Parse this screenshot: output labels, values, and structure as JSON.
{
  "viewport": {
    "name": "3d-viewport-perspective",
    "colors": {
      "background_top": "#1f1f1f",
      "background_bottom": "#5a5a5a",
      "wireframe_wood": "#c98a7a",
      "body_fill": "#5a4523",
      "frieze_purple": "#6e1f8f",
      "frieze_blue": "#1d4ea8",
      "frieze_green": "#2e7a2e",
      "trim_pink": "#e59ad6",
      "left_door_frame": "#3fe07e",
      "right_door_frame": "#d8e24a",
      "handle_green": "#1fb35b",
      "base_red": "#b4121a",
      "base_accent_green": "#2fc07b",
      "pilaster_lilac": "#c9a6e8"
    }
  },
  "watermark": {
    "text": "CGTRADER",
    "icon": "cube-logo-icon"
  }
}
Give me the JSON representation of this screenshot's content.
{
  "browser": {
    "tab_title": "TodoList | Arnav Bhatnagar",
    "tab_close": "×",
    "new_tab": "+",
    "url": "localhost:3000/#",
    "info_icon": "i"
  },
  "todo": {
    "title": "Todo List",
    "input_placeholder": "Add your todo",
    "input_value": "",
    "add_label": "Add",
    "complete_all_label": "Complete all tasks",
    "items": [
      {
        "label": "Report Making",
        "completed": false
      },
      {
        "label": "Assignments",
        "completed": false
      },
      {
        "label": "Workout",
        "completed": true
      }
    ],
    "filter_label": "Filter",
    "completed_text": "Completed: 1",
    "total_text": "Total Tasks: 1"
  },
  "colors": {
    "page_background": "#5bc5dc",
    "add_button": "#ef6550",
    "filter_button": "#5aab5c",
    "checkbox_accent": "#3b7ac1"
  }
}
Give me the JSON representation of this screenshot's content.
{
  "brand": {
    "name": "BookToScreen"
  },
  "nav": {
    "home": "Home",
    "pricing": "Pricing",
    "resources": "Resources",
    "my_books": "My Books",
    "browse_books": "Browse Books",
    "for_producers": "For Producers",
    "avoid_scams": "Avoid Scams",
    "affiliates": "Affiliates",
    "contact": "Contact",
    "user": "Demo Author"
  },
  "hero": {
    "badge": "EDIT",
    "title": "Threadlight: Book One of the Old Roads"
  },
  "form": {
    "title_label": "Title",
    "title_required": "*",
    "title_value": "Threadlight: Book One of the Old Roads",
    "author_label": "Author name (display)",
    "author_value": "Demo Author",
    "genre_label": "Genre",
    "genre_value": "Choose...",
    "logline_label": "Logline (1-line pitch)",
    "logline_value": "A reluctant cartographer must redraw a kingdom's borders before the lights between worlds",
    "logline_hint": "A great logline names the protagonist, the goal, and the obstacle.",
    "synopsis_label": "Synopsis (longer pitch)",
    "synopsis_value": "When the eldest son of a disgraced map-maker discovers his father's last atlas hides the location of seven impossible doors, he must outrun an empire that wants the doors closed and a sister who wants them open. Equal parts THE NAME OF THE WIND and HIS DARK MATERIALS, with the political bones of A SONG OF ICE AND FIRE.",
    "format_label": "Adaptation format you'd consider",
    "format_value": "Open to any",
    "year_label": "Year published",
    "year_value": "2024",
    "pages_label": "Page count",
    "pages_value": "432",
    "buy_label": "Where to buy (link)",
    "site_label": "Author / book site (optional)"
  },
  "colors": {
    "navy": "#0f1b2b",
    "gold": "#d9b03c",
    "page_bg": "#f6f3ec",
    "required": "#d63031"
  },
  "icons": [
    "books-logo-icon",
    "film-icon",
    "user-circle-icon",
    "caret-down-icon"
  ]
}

★ ★ ★ ★ ★ ★ ★

Reproduce the listing shown above in its entirety, exactly.

* _ANSWER_:
Parse this screenshot: output labels, values, and structure as JSON.
{
  "viewport": {
    "name": "3d-viewport-perspective",
    "colors": {
      "background_top": "#1f1f1f",
      "background_bottom": "#5a5a5a",
      "wireframe_wood": "#c98a7a",
      "body_fill": "#5a4523",
      "frieze_purple": "#6e1f8f",
      "frieze_blue": "#1d4ea8",
      "frieze_green": "#2e7a2e",
      "trim_pink": "#e59ad6",
      "left_door_frame": "#3fe07e",
      "right_door_frame": "#d8e24a",
      "handle_green": "#1fb35b",
      "base_red": "#b4121a",
      "base_accent_green": "#2fc07b",
      "pilaster_lilac": "#c9a6e8"
    }
  },
  "watermark": {
    "text": "CGTRADER",
    "icon": "cube-logo-icon"
  }
}
Give me the JSON representation of this screenshot's content.
{
  "browser": {
    "tab_title": "TodoList | Arnav Bhatnagar",
    "tab_close": "×",
    "new_tab": "+",
    "url": "localhost:3000/#",
    "info_icon": "i"
  },
  "todo": {
    "title": "Todo List",
    "input_placeholder": "Add your todo",
    "input_value": "",
    "add_label": "Add",
    "complete_all_label": "Complete all tasks",
    "items": [
      {
        "label": "Report Making",
        "completed": false
      },
      {
        "label": "Assignments",
        "completed": false
      },
      {
        "label": "Workout",
        "completed": true
      }
    ],
    "filter_label": "Filter",
    "completed_text": "Completed: 1",
    "total_text": "Total Tasks: 1"
  },
  "colors": {
    "page_background": "#5bc5dc",
    "add_button": "#ef6550",
    "filter_button": "#5aab5c",
    "checkbox_accent": "#3b7ac1"
  }
}
Give me the JSON representation of this screenshot's content.
{
  "brand": {
    "name": "BookToScreen"
  },
  "nav": {
    "home": "Home",
    "pricing": "Pricing",
    "resources": "Resources",
    "my_books": "My Books",
    "browse_books": "Browse Books",
    "for_producers": "For Producers",
    "avoid_scams": "Avoid Scams",
    "affiliates": "Affiliates",
    "contact": "Contact",
    "user": "Demo Author"
  },
  "hero": {
    "badge": "EDIT",
    "title": "Threadlight: Book One of the Old Roads"
  },
  "form": {
    "title_label": "Title",
    "title_required": "*",
    "title_value": "Threadlight: Book One of the Old Roads",
    "author_label": "Author name (display)",
    "author_value": "Demo Author",
    "genre_label": "Genre",
    "genre_value": "Choose...",
    "logline_label": "Logline (1-line pitch)",
    "logline_value": "A reluctant cartographer must redraw a kingdom's borders before the lights between worlds",
    "logline_hint": "A great logline names the protagonist, the goal, and the obstacle.",
    "synopsis_label": "Synopsis (longer pitch)",
    "synopsis_value": "When the eldest son of a disgraced map-maker discovers his father's last atlas hides the location of seven impossible doors, he must outrun an empire that wants the doors closed and a sister who wants them open. Equal parts THE NAME OF THE WIND and HIS DARK MATERIALS, with the political bones of A SONG OF ICE AND FIRE.",
    "format_label": "Adaptation format you'd consider",
    "format_value": "Open to any",
    "year_label": "Year published",
    "year_value": "2024",
    "pages_label": "Page count",
    "pages_value": "432",
    "buy_label": "Where to buy (link)",
    "site_label": "Author / book site (optional)"
  },
  "colors": {
    "navy": "#0f1b2b",
    "gold": "#d9b03c",
    "page_bg": "#f6f3ec",
    "required": "#d63031"
  },
  "icons": [
    "books-logo-icon",
    "film-icon",
    "user-circle-icon",
    "caret-down-icon"
  ]
}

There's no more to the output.